#### Prompt:
Using the listing below, please gather every line containing the word "title".

#### Items:
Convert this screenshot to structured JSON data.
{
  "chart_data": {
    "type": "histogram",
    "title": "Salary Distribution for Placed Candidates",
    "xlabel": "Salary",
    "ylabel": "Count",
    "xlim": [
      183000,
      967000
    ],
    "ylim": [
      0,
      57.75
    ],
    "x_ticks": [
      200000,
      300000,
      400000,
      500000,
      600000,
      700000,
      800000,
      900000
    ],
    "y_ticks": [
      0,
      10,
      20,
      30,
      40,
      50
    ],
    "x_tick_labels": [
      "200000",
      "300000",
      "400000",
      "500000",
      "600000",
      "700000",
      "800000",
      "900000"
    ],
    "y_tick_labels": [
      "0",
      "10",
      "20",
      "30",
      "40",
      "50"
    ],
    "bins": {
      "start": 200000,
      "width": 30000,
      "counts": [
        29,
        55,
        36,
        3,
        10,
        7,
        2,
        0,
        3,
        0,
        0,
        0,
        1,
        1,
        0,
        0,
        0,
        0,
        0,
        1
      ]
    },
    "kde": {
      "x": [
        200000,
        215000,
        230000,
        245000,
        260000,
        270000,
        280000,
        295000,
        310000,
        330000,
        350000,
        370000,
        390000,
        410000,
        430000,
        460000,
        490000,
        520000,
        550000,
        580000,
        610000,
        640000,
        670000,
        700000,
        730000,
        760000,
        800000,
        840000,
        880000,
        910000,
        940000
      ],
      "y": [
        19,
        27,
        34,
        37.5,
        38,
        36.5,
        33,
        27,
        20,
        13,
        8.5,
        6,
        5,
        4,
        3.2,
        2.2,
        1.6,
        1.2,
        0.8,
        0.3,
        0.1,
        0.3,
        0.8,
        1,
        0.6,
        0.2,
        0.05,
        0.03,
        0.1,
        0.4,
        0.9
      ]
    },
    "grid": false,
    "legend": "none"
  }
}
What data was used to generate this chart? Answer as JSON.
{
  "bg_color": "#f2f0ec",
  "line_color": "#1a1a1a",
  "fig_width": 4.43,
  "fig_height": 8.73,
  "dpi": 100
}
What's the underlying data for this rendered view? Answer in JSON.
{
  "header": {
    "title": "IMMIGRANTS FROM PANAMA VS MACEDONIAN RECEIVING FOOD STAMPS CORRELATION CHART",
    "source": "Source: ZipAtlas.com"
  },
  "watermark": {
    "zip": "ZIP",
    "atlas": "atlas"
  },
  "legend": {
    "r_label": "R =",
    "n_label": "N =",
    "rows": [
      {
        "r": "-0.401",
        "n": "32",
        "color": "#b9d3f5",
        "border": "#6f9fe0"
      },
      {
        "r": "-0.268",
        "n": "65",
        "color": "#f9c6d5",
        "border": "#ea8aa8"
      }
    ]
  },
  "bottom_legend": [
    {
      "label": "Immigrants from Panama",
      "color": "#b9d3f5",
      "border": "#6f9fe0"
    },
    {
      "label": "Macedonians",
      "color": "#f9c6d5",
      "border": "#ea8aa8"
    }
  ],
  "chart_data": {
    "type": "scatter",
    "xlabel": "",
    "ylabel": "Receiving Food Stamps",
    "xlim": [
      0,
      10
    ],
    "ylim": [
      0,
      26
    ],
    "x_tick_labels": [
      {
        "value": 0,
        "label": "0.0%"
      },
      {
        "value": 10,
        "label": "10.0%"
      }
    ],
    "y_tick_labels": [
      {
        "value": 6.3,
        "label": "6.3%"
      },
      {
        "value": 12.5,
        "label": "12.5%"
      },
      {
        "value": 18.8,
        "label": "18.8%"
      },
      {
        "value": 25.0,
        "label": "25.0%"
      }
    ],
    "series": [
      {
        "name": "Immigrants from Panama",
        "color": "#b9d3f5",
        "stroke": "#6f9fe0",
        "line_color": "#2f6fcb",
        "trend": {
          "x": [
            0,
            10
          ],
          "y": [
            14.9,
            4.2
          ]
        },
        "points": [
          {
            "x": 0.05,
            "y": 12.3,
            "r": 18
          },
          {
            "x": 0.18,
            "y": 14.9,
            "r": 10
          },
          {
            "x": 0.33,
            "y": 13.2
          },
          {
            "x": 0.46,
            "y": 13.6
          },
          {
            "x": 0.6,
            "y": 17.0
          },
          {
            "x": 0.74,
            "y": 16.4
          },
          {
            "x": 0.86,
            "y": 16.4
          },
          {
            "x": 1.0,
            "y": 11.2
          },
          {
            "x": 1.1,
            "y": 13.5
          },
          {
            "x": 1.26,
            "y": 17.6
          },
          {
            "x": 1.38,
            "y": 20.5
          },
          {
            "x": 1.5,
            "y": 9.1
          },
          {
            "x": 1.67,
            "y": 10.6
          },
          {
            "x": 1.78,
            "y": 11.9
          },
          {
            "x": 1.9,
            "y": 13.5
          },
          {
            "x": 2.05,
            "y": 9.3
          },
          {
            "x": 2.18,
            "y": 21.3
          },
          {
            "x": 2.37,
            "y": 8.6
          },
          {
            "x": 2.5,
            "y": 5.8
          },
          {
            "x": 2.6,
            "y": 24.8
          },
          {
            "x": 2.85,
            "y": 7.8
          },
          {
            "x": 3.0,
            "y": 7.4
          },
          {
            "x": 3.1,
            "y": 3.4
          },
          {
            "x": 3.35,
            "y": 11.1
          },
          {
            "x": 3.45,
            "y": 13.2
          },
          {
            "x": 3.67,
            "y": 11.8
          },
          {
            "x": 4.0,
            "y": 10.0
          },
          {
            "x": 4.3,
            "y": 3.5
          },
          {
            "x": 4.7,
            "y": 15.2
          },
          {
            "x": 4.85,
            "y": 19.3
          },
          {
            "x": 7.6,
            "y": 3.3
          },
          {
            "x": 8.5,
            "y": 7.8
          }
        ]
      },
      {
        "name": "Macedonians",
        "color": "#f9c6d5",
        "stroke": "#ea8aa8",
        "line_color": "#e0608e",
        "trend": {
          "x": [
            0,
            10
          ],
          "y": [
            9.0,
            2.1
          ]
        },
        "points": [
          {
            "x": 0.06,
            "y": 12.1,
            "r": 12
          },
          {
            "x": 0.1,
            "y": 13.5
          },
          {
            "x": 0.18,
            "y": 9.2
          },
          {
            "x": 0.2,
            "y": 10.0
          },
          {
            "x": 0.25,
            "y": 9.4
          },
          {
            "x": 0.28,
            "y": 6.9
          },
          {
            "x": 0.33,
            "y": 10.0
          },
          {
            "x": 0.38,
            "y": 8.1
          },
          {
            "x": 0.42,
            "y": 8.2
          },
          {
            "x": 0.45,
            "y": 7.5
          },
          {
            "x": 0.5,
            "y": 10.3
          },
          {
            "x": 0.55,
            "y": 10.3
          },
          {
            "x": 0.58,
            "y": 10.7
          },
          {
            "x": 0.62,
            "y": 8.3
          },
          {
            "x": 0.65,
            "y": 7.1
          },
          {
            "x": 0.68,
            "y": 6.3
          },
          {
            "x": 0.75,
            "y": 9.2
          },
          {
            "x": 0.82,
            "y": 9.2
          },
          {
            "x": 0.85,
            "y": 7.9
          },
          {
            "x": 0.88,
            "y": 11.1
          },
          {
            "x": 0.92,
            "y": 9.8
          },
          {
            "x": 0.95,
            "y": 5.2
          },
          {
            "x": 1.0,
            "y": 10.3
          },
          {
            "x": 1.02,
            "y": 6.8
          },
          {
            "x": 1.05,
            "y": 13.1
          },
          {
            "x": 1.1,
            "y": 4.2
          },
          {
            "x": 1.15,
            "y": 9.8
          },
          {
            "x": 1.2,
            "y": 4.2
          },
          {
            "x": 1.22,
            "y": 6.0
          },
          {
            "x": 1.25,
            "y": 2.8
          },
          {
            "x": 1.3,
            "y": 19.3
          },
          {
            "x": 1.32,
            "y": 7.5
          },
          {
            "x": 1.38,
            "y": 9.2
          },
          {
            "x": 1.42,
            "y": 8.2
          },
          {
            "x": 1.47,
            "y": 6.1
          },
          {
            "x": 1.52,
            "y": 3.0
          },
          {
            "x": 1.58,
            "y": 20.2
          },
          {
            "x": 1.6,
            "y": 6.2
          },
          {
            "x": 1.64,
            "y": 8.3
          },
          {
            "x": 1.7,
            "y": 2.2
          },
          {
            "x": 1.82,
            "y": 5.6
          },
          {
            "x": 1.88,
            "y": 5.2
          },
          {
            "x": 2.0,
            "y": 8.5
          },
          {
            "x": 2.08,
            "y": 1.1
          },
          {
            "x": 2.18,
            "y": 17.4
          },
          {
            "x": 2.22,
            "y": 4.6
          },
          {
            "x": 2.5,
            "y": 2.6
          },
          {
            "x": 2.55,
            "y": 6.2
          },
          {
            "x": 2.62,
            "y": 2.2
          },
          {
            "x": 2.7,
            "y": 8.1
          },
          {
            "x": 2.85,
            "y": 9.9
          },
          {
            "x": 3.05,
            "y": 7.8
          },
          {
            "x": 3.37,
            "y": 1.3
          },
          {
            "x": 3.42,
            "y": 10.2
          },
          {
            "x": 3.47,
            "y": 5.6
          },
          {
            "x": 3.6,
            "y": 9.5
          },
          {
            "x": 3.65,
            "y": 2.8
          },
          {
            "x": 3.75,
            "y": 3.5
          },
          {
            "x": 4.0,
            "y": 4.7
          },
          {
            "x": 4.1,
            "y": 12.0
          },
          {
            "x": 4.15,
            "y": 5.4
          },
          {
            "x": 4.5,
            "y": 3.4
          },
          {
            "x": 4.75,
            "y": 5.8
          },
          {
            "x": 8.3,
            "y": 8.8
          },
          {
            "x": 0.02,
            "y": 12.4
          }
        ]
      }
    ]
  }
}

#### Output of the exercise:
    "title": "Salary Distribution for Placed Candidates",
    "title": "IMMIGRANTS FROM PANAMA VS MACEDONIAN RECEIVING FOOD STAMPS CORRELATION CHART",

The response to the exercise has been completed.